Aim :: Gather each line in the entries that includes the string "color".

------

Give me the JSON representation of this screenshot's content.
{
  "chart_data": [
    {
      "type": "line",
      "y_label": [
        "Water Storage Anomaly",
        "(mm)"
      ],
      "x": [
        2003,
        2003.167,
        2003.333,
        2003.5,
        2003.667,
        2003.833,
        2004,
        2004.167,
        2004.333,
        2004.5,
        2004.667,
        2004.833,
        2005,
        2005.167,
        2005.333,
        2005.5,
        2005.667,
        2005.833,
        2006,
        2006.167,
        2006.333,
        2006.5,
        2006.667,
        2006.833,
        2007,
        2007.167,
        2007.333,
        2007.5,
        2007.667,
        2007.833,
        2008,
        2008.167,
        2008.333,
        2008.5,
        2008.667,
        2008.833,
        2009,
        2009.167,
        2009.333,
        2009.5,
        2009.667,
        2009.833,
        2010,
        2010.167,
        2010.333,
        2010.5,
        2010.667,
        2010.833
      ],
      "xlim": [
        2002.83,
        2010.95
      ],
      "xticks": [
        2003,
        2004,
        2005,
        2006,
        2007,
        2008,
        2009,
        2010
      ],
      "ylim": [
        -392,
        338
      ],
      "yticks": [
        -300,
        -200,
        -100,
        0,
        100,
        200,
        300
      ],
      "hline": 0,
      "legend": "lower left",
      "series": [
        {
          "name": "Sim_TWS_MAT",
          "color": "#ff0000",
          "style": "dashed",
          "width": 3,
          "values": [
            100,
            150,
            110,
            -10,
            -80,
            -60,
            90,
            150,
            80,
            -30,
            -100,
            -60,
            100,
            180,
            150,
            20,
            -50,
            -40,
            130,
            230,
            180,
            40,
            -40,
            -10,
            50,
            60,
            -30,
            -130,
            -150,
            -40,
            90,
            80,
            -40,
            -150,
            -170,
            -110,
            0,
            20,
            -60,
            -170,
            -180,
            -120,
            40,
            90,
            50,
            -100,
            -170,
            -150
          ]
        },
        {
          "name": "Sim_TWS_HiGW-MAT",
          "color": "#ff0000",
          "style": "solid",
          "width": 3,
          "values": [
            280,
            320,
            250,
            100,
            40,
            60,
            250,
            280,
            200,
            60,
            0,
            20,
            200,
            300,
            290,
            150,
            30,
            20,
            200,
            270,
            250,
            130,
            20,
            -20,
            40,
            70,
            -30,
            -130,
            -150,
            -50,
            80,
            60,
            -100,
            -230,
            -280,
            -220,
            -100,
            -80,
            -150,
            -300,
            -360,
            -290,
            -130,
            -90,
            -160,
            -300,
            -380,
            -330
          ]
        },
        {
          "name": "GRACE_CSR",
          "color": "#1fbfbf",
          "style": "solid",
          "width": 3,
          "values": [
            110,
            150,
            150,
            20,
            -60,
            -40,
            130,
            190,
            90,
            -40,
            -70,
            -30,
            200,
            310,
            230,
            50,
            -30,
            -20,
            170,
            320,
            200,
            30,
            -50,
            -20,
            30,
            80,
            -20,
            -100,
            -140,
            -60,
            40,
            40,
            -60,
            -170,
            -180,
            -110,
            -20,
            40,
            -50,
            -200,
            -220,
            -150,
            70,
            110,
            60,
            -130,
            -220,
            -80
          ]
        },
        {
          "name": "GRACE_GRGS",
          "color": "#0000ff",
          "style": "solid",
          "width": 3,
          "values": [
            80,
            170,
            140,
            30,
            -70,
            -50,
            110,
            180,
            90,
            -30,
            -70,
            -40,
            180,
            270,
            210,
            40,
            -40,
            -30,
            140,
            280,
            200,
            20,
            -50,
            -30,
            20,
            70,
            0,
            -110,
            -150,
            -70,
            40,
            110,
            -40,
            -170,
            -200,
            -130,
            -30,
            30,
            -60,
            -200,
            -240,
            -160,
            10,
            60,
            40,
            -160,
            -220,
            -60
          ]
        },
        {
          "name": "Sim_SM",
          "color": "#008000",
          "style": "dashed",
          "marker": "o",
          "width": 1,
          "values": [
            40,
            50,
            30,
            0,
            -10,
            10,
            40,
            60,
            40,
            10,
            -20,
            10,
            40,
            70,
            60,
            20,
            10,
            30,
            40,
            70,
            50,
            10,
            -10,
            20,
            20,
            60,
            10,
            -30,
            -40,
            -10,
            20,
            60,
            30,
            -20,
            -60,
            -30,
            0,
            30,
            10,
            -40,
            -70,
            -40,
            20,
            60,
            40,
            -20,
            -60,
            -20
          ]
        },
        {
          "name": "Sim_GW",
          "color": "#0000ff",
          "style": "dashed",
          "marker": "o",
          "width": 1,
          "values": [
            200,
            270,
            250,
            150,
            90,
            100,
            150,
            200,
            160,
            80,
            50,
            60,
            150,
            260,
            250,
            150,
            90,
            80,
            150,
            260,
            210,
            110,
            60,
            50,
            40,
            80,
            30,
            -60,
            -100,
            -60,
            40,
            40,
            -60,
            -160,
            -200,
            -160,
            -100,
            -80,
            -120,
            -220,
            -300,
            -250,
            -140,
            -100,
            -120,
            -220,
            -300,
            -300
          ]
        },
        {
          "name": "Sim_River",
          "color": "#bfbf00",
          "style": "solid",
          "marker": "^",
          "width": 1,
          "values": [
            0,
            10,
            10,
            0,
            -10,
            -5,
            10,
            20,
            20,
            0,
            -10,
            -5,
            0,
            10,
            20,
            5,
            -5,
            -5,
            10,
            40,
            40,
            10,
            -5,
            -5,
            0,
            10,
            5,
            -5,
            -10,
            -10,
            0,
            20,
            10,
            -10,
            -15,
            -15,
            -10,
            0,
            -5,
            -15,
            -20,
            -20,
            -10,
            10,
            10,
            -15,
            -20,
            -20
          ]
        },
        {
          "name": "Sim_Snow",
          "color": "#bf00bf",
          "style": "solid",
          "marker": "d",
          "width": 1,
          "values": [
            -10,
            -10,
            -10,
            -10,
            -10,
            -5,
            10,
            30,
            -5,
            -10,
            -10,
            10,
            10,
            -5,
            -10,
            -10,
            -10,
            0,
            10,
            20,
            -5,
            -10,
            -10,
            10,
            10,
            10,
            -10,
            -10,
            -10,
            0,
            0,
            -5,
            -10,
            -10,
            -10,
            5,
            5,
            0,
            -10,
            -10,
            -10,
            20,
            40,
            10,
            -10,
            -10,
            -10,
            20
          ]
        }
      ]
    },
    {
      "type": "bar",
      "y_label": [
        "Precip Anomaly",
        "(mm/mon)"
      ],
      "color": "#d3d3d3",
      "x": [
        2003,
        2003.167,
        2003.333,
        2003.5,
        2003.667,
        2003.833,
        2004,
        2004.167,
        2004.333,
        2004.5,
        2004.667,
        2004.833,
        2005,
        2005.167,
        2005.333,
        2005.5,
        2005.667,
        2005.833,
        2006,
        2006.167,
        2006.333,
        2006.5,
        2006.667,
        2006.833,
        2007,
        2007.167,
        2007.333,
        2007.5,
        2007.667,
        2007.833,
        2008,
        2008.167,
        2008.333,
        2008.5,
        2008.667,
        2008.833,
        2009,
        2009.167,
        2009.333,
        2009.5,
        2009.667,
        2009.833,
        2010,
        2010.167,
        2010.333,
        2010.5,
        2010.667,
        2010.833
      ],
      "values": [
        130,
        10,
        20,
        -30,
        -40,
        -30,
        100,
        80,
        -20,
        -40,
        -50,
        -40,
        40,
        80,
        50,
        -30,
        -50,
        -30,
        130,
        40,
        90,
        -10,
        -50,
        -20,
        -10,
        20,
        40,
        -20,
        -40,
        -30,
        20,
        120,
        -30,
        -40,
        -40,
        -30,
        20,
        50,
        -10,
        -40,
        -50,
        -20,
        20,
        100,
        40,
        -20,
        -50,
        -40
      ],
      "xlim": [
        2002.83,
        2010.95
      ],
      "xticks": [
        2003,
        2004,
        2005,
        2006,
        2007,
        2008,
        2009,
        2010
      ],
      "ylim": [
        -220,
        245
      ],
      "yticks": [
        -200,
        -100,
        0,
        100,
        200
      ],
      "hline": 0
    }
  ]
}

------

Complete response ::
          "color": "#ff0000",
          "color": "#ff0000",
          "color": "#1fbfbf",
          "color": "#0000ff",
          "color": "#008000",
          "color": "#0000ff",
          "color": "#bfbf00",
          "color": "#bf00bf",
      "color": "#d3d3d3",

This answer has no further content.